[Some records]
◇ ◇ ◇ ◇ ◇ ◇ ◇

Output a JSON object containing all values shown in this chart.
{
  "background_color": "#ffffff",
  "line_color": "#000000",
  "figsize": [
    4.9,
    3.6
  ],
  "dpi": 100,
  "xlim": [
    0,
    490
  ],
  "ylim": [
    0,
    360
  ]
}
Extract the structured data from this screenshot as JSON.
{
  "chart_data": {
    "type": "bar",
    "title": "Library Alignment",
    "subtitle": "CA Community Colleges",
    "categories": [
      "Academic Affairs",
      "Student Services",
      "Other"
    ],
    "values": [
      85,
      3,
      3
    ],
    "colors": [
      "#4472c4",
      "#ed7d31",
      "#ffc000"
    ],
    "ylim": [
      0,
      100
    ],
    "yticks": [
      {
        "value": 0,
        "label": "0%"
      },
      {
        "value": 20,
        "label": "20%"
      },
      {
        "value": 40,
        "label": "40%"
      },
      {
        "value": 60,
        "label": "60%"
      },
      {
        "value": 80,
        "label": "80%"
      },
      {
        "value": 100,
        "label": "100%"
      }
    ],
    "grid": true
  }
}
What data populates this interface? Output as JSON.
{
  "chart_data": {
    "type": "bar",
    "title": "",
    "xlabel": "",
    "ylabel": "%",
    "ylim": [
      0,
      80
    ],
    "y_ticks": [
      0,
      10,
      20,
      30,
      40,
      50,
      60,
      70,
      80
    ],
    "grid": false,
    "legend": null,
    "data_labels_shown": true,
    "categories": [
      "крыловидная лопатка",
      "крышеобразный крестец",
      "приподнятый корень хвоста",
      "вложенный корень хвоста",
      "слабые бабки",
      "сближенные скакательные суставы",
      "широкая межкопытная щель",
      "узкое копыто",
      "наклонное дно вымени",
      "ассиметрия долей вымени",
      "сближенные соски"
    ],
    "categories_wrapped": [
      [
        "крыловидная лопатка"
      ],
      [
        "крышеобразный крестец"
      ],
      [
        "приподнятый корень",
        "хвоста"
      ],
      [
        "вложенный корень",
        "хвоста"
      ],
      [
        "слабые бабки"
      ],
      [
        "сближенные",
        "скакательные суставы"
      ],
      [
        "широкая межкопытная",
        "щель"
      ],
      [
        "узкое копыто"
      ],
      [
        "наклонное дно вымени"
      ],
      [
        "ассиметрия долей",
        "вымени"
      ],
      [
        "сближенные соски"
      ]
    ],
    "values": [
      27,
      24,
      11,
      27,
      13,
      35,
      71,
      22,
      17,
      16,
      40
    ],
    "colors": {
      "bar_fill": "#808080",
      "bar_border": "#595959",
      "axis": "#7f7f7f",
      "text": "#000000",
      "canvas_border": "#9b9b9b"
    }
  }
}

◇ ◇ ◇ ◇ ◇ ◇ ◇

• Task to carry out: Go through the records above and retype each one exactly.

• Expected answer:
Output a JSON object containing all values shown in this chart.
{
  "background_color": "#ffffff",
  "line_color": "#000000",
  "figsize": [
    4.9,
    3.6
  ],
  "dpi": 100,
  "xlim": [
    0,
    490
  ],
  "ylim": [
    0,
    360
  ]
}
Extract the structured data from this screenshot as JSON.
{
  "chart_data": {
    "type": "bar",
    "title": "Library Alignment",
    "subtitle": "CA Community Colleges",
    "categories": [
      "Academic Affairs",
      "Student Services",
      "Other"
    ],
    "values": [
      85,
      3,
      3
    ],
    "colors": [
      "#4472c4",
      "#ed7d31",
      "#ffc000"
    ],
    "ylim": [
      0,
      100
    ],
    "yticks": [
      {
        "value": 0,
        "label": "0%"
      },
      {
        "value": 20,
        "label": "20%"
      },
      {
        "value": 40,
        "label": "40%"
      },
      {
        "value": 60,
        "label": "60%"
      },
      {
        "value": 80,
        "label": "80%"
      },
      {
        "value": 100,
        "label": "100%"
      }
    ],
    "grid": true
  }
}
What data populates this interface? Output as JSON.
{
  "chart_data": {
    "type": "bar",
    "title": "",
    "xlabel": "",
    "ylabel": "%",
    "ylim": [
      0,
      80
    ],
    "y_ticks": [
      0,
      10,
      20,
      30,
      40,
      50,
      60,
      70,
      80
    ],
    "grid": false,
    "legend": null,
    "data_labels_shown": true,
    "categories": [
      "крыловидная лопатка",
      "крышеобразный крестец",
      "приподнятый корень хвоста",
      "вложенный корень хвоста",
      "слабые бабки",
      "сближенные скакательные суставы",
      "широкая межкопытная щель",
      "узкое копыто",
      "наклонное дно вымени",
      "ассиметрия долей вымени",
      "сближенные соски"
    ],
    "categories_wrapped": [
      [
        "крыловидная лопатка"
      ],
      [
        "крышеобразный крестец"
      ],
      [
        "приподнятый корень",
        "хвоста"
      ],
      [
        "вложенный корень",
        "хвоста"
      ],
      [
        "слабые бабки"
      ],
      [
        "сближенные",
        "скакательные суставы"
      ],
      [
        "широкая межкопытная",
        "щель"
      ],
      [
        "узкое копыто"
      ],
      [
        "наклонное дно вымени"
      ],
      [
        "ассиметрия долей",
        "вымени"
      ],
      [
        "сближенные соски"
      ]
    ],
    "values": [
      27,
      24,
      11,
      27,
      13,
      35,
      71,
      22,
      17,
      16,
      40
    ],
    "colors": {
      "bar_fill": "#808080",
      "bar_border": "#595959",
      "axis": "#7f7f7f",
      "text": "#000000",
      "canvas_border": "#9b9b9b"
    }
  }
}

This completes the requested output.